==== Recorded information

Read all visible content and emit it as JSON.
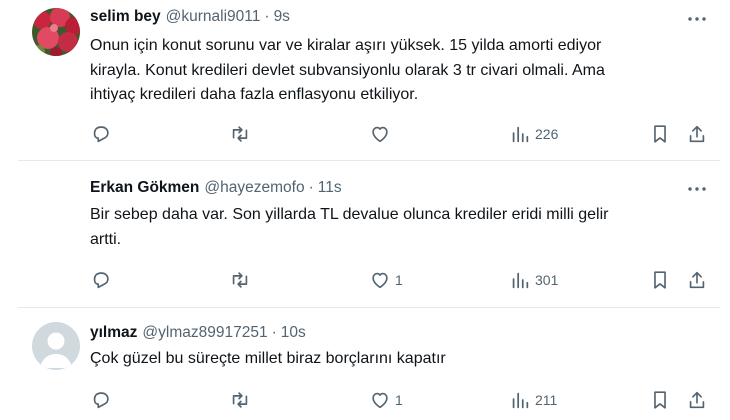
{
  "tweets": [
    {
      "name": "selim bey",
      "handle": "@kurnali9011",
      "separator": "·",
      "time": "9s",
      "text": "Onun için konut sorunu var ve kiralar aşırı yüksek. 15 yilda amorti ediyor\nkirayla. Konut kredileri devlet subvansiyonlu olarak 3 tr civari olmali. Ama\nihtiyaç kredileri daha fazla enflasyonu etkiliyor.",
      "likes": "",
      "views": "226",
      "avatar_icon": "red-flowers-photo-avatar"
    },
    {
      "name": "Erkan Gökmen",
      "handle": "@hayezemofo",
      "separator": "·",
      "time": "11s",
      "text": "Bir sebep daha var. Son yillarda TL devalue olunca krediler eridi milli gelir\nartti.",
      "likes": "1",
      "views": "301",
      "avatar_icon": "none"
    },
    {
      "name": "yılmaz",
      "handle": "@ylmaz89917251",
      "separator": "·",
      "time": "10s",
      "text": "Çok güzel bu süreçte millet biraz borçlarını kapatır",
      "likes": "1",
      "views": "211",
      "avatar_icon": "default-person-avatar"
    }
  ],
  "icons": {
    "more": "more-dots-icon",
    "reply": "reply-icon",
    "retweet": "retweet-icon",
    "like": "heart-icon",
    "views": "views-chart-icon",
    "bookmark": "bookmark-icon",
    "share": "share-icon"
  },
  "colors": {
    "text": "#0f1419",
    "secondary": "#536471",
    "divider": "#e6e9ec"
  }
}
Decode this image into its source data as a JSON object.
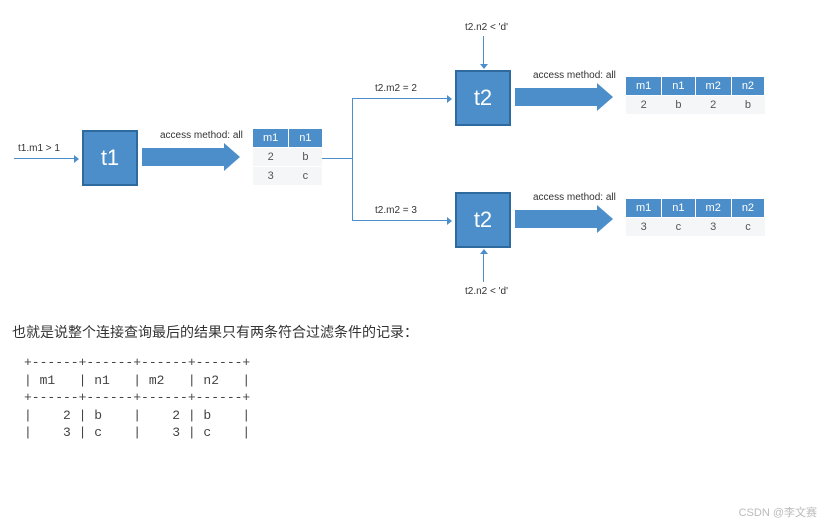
{
  "t1": {
    "label": "t1",
    "filter": "t1.m1 > 1",
    "access": "access method: all",
    "table": {
      "headers": [
        "m1",
        "n1"
      ],
      "rows": [
        [
          "2",
          "b"
        ],
        [
          "3",
          "c"
        ]
      ]
    }
  },
  "branches": {
    "top": {
      "cond_in": "t2.m2 = 2",
      "cond_top": "t2.n2 < 'd'",
      "node": "t2",
      "access": "access method: all",
      "table": {
        "headers": [
          "m1",
          "n1",
          "m2",
          "n2"
        ],
        "rows": [
          [
            "2",
            "b",
            "2",
            "b"
          ]
        ]
      }
    },
    "bottom": {
      "cond_in": "t2.m2 = 3",
      "cond_bot": "t2.n2 < 'd'",
      "node": "t2",
      "access": "access method: all",
      "table": {
        "headers": [
          "m1",
          "n1",
          "m2",
          "n2"
        ],
        "rows": [
          [
            "3",
            "c",
            "3",
            "c"
          ]
        ]
      }
    }
  },
  "caption": "也就是说整个连接查询最后的结果只有两条符合过滤条件的记录：",
  "ascii": {
    "border": "+------+------+------+------+",
    "header": "| m1   | n1   | m2   | n2   |",
    "r1": "|    2 | b    |    2 | b    |",
    "r2": "|    3 | c    |    3 | c    |"
  },
  "watermark": "CSDN @李文赛"
}
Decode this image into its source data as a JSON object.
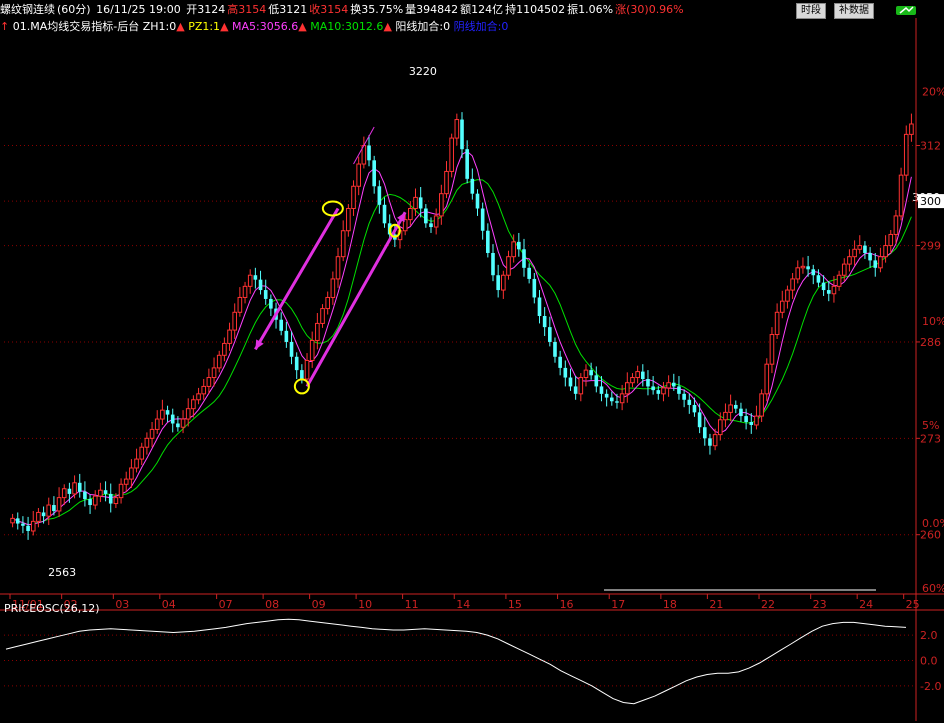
{
  "header": {
    "instrument": "螺纹钢连续",
    "period": "(60分)",
    "datetime": "16/11/25 19:00",
    "open": "开3124",
    "high": "高3154",
    "low": "低3121",
    "close": "收3154",
    "turnover": "换35.75%",
    "volume": "量394842",
    "amount": "额124亿",
    "open_interest": "持1104502",
    "amplitude": "振1.06%",
    "change": "涨(30)0.96%",
    "btn_time": "时段",
    "btn_fill": "补数据"
  },
  "indicator_line": {
    "name": "01.MA均线交易指标-后台",
    "zh": "ZH1:0",
    "pz": "PZ1:1",
    "ma5": "MA5:3056.6",
    "ma10": "MA10:3012.6",
    "yang": "阳线加合:0",
    "yin": "阴线加合:0"
  },
  "colors": {
    "up": "#ff3232",
    "down": "#54ffff",
    "ma5": "#ff40ff",
    "ma10": "#00e000",
    "grid": "#8b0000",
    "axis": "#cc2222",
    "osc": "#ffffff",
    "arrow": "#e030e0",
    "circle": "#ffff00"
  },
  "chart_data": {
    "type": "candlestick",
    "y_axis_labels": [
      {
        "value": 3125,
        "label": "312"
      },
      {
        "value": 3050,
        "label": "300"
      },
      {
        "value": 2990,
        "label": "299"
      },
      {
        "value": 2860,
        "label": "286"
      },
      {
        "value": 2730,
        "label": "273"
      },
      {
        "value": 2600,
        "label": "260"
      }
    ],
    "pct_labels": [
      {
        "value": 3190,
        "label": "20%"
      },
      {
        "value": 2880,
        "label": "10%"
      },
      {
        "value": 2740,
        "label": "5%"
      },
      {
        "value": 2608,
        "label": "0.0%"
      },
      {
        "value": 2520,
        "label": "60%"
      }
    ],
    "ylim": [
      2520,
      3270
    ],
    "x_ticks": [
      "11/01",
      "02",
      "03",
      "04",
      "07",
      "08",
      "09",
      "10",
      "11",
      "14",
      "15",
      "16",
      "17",
      "18",
      "21",
      "22",
      "23",
      "24",
      "25"
    ],
    "x_tick_index": [
      0,
      10,
      20,
      29,
      40,
      49,
      58,
      67,
      76,
      86,
      96,
      106,
      116,
      126,
      135,
      145,
      155,
      164,
      173
    ],
    "labels": [
      {
        "text": "3220",
        "index": 86,
        "value": 3220
      },
      {
        "text": "2563",
        "index": 3,
        "value": 2563
      },
      {
        "text": "3050",
        "index": 178,
        "value": 3050
      }
    ],
    "current_price": {
      "label": "300",
      "value": 3050
    },
    "closes": [
      2622,
      2615,
      2612,
      2605,
      2618,
      2630,
      2625,
      2640,
      2632,
      2650,
      2662,
      2655,
      2670,
      2658,
      2648,
      2640,
      2652,
      2660,
      2655,
      2642,
      2650,
      2668,
      2675,
      2690,
      2702,
      2718,
      2730,
      2742,
      2756,
      2768,
      2762,
      2750,
      2745,
      2756,
      2770,
      2782,
      2790,
      2800,
      2812,
      2825,
      2842,
      2858,
      2876,
      2900,
      2920,
      2935,
      2950,
      2944,
      2930,
      2918,
      2905,
      2890,
      2875,
      2860,
      2840,
      2822,
      2810,
      2835,
      2862,
      2885,
      2905,
      2920,
      2945,
      2975,
      3010,
      3040,
      3070,
      3100,
      3125,
      3105,
      3070,
      3045,
      3020,
      3005,
      2998,
      3010,
      3025,
      3040,
      3055,
      3040,
      3020,
      3015,
      3030,
      3060,
      3090,
      3135,
      3160,
      3120,
      3080,
      3060,
      3040,
      3010,
      2980,
      2950,
      2930,
      2950,
      2975,
      2995,
      2985,
      2960,
      2945,
      2920,
      2895,
      2880,
      2860,
      2840,
      2825,
      2812,
      2800,
      2790,
      2812,
      2822,
      2815,
      2800,
      2790,
      2785,
      2780,
      2778,
      2790,
      2805,
      2812,
      2820,
      2810,
      2800,
      2795,
      2790,
      2798,
      2805,
      2800,
      2790,
      2782,
      2775,
      2765,
      2745,
      2730,
      2720,
      2735,
      2755,
      2765,
      2775,
      2770,
      2760,
      2752,
      2748,
      2760,
      2790,
      2830,
      2870,
      2900,
      2915,
      2930,
      2945,
      2960,
      2962,
      2958,
      2950,
      2940,
      2930,
      2925,
      2935,
      2950,
      2965,
      2975,
      2985,
      2990,
      2980,
      2970,
      2960,
      2975,
      2990,
      3005,
      3030,
      3085,
      3140,
      3154
    ],
    "osc_ylim": [
      -3.5,
      3.5
    ],
    "osc_ticks": [
      2.0,
      0.0,
      -2.0
    ],
    "osc_name": "PRICEOSC(26,12)",
    "osc_values": [
      0.9,
      1.1,
      1.3,
      1.5,
      1.7,
      1.9,
      2.1,
      2.3,
      2.4,
      2.45,
      2.5,
      2.45,
      2.4,
      2.35,
      2.3,
      2.25,
      2.2,
      2.25,
      2.3,
      2.4,
      2.5,
      2.6,
      2.75,
      2.9,
      3.0,
      3.1,
      3.2,
      3.25,
      3.2,
      3.1,
      3.0,
      2.9,
      2.8,
      2.7,
      2.6,
      2.5,
      2.45,
      2.4,
      2.4,
      2.45,
      2.5,
      2.45,
      2.4,
      2.35,
      2.3,
      2.2,
      2.0,
      1.7,
      1.3,
      0.9,
      0.5,
      0.1,
      -0.3,
      -0.8,
      -1.2,
      -1.6,
      -2.0,
      -2.5,
      -3.0,
      -3.3,
      -3.4,
      -3.1,
      -2.8,
      -2.4,
      -2.0,
      -1.6,
      -1.3,
      -1.1,
      -1.0,
      -1.0,
      -0.9,
      -0.6,
      -0.2,
      0.3,
      0.8,
      1.3,
      1.8,
      2.3,
      2.7,
      2.9,
      3.0,
      3.0,
      2.9,
      2.8,
      2.7,
      2.65,
      2.6
    ]
  }
}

========

• _What is required_
Check each line of the records for the word "handle", and show the lines that contain it.

• _Result for this task_
      "handle": "@kurnali9011",
      "handle": "@hayezemofo",
      "handle": "@ylmaz89917251",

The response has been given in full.